* **Document extract**
○ ○ ○

Exercise does not alter subcellular localization, but increases phosphorylation of insulin-signaling proteins in human skeletal muscle

Exercise does not alter subcellular localization, but increases phosphorylation of insulin-signaling proteins in human skeletal muscle. Am J Physiol Endocrinol Metab 290: E341 - E346, 2006. First published September 27, 2005; doi:10.1152/ ajpendo.00314.2005.- The subcellular localization of insulin signaling proteins is altered by various stimuli such as insulin, insulin-like growth factor 1, and oxidative stress and is thought to be an important mechanism that can influence intracellular signal transduction and cellular function. This study examined the possibility that exercise may also alter the subcellular localization of insulin signaling proteins in human skeletal muscle. Nine untrained males performed 60 min of cycling exercise (similar to 67% peak pulmonary O-2 uptake). Muscle biopsies were sampled at rest, immediately after exercise, and 3 h postexercise. Muscle was fractionated by centrifugation into the following crude fractions: cytosolic, nuclear, and a high-speed pellet containing membrane and cytoskeletal components. Fractions were analyzed for protein content of insulin receptor, insulin receptor substrate (IRS)-1 and -2, p85 subunit of phosphatidylinositol 3-kinase, Akt, and glycogen synthase kinase-3 (GSK-3). There was no significant change in the protein content of the insulin signaling proteins in any of the crude fractions after exercise or 3 h postexercise. Exercise had no significant effect on the phosphorylation of IRS-1 Tyr612 in any of the fractions. In contrast, exercise increased (P < 0.05) the phosphorylation of Akt Ser(473) and GSK-3 alpha/beta Ser(9/21) in the cytosolic fraction only. In conclusion, exercise can increase phosphorylation of downstream insulin signaling proteins specifically in the cytosolic fraction but does not result in changes in the subcellular localization of insulin signaling proteins in human skeletal muscle. Change in the subcellular protein localization is therefore an unlikely mechanism to influence signal transduction pathways and cellular function in skeletal muscle after exercise.

○ ○ ○

* **Questions**
**A)** In the abstract on exercise and insulin signaling, when were the muscle biopsies taken?
**B)** List every protein that the abstract on exercise and insulin signaling says the fractions were analyzed for.

* **Record set**
○ ○ ○

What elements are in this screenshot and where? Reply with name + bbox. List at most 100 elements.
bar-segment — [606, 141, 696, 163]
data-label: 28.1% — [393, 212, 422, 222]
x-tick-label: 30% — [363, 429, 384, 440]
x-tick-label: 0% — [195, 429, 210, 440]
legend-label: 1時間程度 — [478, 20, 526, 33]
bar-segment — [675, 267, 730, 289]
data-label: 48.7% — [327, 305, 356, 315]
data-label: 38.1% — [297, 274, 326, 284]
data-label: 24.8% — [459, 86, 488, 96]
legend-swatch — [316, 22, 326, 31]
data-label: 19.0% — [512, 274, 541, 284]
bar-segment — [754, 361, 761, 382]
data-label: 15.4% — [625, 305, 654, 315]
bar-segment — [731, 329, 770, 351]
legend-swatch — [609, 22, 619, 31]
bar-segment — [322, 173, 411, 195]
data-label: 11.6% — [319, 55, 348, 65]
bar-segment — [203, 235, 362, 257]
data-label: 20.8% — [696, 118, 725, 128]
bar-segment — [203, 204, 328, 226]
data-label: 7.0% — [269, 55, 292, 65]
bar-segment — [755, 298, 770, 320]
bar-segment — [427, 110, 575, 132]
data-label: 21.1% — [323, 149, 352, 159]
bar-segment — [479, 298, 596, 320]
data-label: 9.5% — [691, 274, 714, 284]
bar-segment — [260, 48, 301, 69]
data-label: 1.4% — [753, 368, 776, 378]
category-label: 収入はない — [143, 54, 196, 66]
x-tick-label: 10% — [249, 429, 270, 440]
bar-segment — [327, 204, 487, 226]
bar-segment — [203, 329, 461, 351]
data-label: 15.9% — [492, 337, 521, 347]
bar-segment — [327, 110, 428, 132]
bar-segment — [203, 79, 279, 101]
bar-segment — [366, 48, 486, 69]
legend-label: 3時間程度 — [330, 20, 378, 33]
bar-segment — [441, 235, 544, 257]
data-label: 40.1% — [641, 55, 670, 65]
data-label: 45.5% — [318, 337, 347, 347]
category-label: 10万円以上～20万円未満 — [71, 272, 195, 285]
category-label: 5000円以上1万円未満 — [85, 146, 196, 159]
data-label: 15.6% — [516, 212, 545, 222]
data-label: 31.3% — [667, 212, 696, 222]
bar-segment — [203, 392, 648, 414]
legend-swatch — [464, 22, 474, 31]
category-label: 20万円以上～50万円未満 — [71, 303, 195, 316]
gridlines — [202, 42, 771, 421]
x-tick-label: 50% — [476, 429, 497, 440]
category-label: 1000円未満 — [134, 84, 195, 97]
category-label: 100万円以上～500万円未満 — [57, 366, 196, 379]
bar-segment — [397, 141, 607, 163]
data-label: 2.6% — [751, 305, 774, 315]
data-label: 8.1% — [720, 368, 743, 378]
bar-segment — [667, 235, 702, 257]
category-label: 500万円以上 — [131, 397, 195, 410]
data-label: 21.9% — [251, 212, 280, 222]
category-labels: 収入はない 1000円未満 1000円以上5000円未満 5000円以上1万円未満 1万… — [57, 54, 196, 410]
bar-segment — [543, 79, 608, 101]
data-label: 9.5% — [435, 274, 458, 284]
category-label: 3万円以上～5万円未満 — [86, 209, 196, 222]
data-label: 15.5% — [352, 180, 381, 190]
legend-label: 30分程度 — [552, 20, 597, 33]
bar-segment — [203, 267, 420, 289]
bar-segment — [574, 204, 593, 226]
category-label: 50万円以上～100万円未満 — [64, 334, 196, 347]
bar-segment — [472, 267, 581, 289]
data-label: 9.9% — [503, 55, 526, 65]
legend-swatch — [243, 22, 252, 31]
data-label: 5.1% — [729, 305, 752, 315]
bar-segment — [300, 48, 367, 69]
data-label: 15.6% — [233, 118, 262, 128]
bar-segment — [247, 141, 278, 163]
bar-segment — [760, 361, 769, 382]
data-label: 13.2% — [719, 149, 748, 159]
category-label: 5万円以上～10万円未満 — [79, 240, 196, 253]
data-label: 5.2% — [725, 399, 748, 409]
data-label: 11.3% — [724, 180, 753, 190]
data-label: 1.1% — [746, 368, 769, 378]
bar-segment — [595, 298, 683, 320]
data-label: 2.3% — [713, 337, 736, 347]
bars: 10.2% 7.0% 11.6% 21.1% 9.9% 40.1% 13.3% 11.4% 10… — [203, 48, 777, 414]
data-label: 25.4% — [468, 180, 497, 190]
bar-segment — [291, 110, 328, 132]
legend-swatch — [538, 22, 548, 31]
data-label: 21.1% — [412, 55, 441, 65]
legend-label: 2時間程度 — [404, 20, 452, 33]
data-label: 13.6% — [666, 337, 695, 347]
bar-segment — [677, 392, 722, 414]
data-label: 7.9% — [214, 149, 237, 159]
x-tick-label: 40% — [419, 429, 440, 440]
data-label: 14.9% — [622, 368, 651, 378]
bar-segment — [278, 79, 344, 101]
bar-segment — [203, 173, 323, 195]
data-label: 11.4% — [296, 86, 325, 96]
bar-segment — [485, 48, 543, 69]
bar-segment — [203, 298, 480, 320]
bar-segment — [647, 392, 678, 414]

○ ○ ○

* **Solutions to the problems**
**A)** At rest, immediately after exercise, and 3 h postexercise.

**B)** Insulin receptor; insulin receptor substrate (IRS)-1; IRS-2; p85 subunit of phosphatidylinositol 3-kinase; Akt; glycogen synthase kinase-3 (GSK-3)